WRITTEN INSTRUCTION
Write out all of the data exactly as it appears.

RECORDS FOR THIS EXERCISE
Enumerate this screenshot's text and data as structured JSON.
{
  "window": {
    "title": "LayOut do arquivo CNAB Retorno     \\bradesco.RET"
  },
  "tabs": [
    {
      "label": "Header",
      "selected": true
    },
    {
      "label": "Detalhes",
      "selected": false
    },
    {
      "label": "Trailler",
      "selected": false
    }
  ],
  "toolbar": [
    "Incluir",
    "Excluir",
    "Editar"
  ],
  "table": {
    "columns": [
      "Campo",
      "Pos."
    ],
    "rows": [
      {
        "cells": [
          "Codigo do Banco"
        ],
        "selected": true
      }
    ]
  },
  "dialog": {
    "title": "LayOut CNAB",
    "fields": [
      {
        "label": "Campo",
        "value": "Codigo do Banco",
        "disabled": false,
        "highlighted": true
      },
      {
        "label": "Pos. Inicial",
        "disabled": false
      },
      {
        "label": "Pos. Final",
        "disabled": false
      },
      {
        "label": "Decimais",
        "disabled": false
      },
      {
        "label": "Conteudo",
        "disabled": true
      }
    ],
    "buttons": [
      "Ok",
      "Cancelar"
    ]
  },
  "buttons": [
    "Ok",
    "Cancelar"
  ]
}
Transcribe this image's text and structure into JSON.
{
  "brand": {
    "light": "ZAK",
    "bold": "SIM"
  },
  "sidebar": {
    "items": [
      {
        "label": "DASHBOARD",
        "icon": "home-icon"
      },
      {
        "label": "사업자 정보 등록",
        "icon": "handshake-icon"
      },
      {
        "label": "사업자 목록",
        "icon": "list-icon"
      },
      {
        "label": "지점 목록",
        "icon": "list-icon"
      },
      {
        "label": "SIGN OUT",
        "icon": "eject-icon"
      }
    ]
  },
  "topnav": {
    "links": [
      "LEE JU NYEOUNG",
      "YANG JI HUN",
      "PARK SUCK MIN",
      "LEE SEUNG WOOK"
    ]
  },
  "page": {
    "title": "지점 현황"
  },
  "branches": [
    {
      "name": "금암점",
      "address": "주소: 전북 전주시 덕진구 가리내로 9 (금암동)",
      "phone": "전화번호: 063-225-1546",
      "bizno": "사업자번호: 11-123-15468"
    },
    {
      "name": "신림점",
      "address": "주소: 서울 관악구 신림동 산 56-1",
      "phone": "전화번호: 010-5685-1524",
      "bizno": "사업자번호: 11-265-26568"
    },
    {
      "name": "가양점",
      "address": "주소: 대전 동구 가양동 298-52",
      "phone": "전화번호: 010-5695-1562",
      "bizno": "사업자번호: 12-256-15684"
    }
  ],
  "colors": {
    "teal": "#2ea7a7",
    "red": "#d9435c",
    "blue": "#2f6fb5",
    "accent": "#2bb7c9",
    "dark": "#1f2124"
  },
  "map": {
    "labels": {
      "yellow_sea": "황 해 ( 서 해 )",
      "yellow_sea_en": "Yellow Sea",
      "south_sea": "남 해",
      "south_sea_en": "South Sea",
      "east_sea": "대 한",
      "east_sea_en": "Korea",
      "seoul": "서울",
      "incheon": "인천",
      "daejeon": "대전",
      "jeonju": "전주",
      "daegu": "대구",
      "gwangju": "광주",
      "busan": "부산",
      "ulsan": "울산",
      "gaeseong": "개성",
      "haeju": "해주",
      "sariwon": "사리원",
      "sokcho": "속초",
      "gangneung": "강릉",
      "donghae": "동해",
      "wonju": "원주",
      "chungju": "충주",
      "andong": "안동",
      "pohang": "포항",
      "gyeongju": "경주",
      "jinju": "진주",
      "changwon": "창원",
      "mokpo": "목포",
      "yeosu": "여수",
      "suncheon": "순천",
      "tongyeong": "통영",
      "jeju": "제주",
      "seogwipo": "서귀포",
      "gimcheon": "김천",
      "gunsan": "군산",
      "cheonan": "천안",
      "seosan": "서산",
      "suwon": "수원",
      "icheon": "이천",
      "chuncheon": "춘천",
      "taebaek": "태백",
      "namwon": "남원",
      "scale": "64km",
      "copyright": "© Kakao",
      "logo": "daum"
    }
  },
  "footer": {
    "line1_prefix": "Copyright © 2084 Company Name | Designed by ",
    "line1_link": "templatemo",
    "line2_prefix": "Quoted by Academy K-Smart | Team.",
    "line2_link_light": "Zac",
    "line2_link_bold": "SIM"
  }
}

TASK OUTPUT
Enumerate this screenshot's text and data as structured JSON.
{
  "window": {
    "title": "LayOut do arquivo CNAB Retorno     \\bradesco.RET"
  },
  "tabs": [
    {
      "label": "Header",
      "selected": true
    },
    {
      "label": "Detalhes",
      "selected": false
    },
    {
      "label": "Trailler",
      "selected": false
    }
  ],
  "toolbar": [
    "Incluir",
    "Excluir",
    "Editar"
  ],
  "table": {
    "columns": [
      "Campo",
      "Pos."
    ],
    "rows": [
      {
        "cells": [
          "Codigo do Banco"
        ],
        "selected": true
      }
    ]
  },
  "dialog": {
    "title": "LayOut CNAB",
    "fields": [
      {
        "label": "Campo",
        "value": "Codigo do Banco",
        "disabled": false,
        "highlighted": true
      },
      {
        "label": "Pos. Inicial",
        "disabled": false
      },
      {
        "label": "Pos. Final",
        "disabled": false
      },
      {
        "label": "Decimais",
        "disabled": false
      },
      {
        "label": "Conteudo",
        "disabled": true
      }
    ],
    "buttons": [
      "Ok",
      "Cancelar"
    ]
  },
  "buttons": [
    "Ok",
    "Cancelar"
  ]
}
Transcribe this image's text and structure into JSON.
{
  "brand": {
    "light": "ZAK",
    "bold": "SIM"
  },
  "sidebar": {
    "items": [
      {
        "label": "DASHBOARD",
        "icon": "home-icon"
      },
      {
        "label": "사업자 정보 등록",
        "icon": "handshake-icon"
      },
      {
        "label": "사업자 목록",
        "icon": "list-icon"
      },
      {
        "label": "지점 목록",
        "icon": "list-icon"
      },
      {
        "label": "SIGN OUT",
        "icon": "eject-icon"
      }
    ]
  },
  "topnav": {
    "links": [
      "LEE JU NYEOUNG",
      "YANG JI HUN",
      "PARK SUCK MIN",
      "LEE SEUNG WOOK"
    ]
  },
  "page": {
    "title": "지점 현황"
  },
  "branches": [
    {
      "name": "금암점",
      "address": "주소: 전북 전주시 덕진구 가리내로 9 (금암동)",
      "phone": "전화번호: 063-225-1546",
      "bizno": "사업자번호: 11-123-15468"
    },
    {
      "name": "신림점",
      "address": "주소: 서울 관악구 신림동 산 56-1",
      "phone": "전화번호: 010-5685-1524",
      "bizno": "사업자번호: 11-265-26568"
    },
    {
      "name": "가양점",
      "address": "주소: 대전 동구 가양동 298-52",
      "phone": "전화번호: 010-5695-1562",
      "bizno": "사업자번호: 12-256-15684"
    }
  ],
  "colors": {
    "teal": "#2ea7a7",
    "red": "#d9435c",
    "blue": "#2f6fb5",
    "accent": "#2bb7c9",
    "dark": "#1f2124"
  },
  "map": {
    "labels": {
      "yellow_sea": "황 해 ( 서 해 )",
      "yellow_sea_en": "Yellow Sea",
      "south_sea": "남 해",
      "south_sea_en": "South Sea",
      "east_sea": "대 한",
      "east_sea_en": "Korea",
      "seoul": "서울",
      "incheon": "인천",
      "daejeon": "대전",
      "jeonju": "전주",
      "daegu": "대구",
      "gwangju": "광주",
      "busan": "부산",
      "ulsan": "울산",
      "gaeseong": "개성",
      "haeju": "해주",
      "sariwon": "사리원",
      "sokcho": "속초",
      "gangneung": "강릉",
      "donghae": "동해",
      "wonju": "원주",
      "chungju": "충주",
      "andong": "안동",
      "pohang": "포항",
      "gyeongju": "경주",
      "jinju": "진주",
      "changwon": "창원",
      "mokpo": "목포",
      "yeosu": "여수",
      "suncheon": "순천",
      "tongyeong": "통영",
      "jeju": "제주",
      "seogwipo": "서귀포",
      "gimcheon": "김천",
      "gunsan": "군산",
      "cheonan": "천안",
      "seosan": "서산",
      "suwon": "수원",
      "icheon": "이천",
      "chuncheon": "춘천",
      "taebaek": "태백",
      "namwon": "남원",
      "scale": "64km",
      "copyright": "© Kakao",
      "logo": "daum"
    }
  },
  "footer": {
    "line1_prefix": "Copyright © 2084 Company Name | Designed by ",
    "line1_link": "templatemo",
    "line2_prefix": "Quoted by Academy K-Smart | Team.",
    "line2_link_light": "Zac",
    "line2_link_bold": "SIM"
  }
}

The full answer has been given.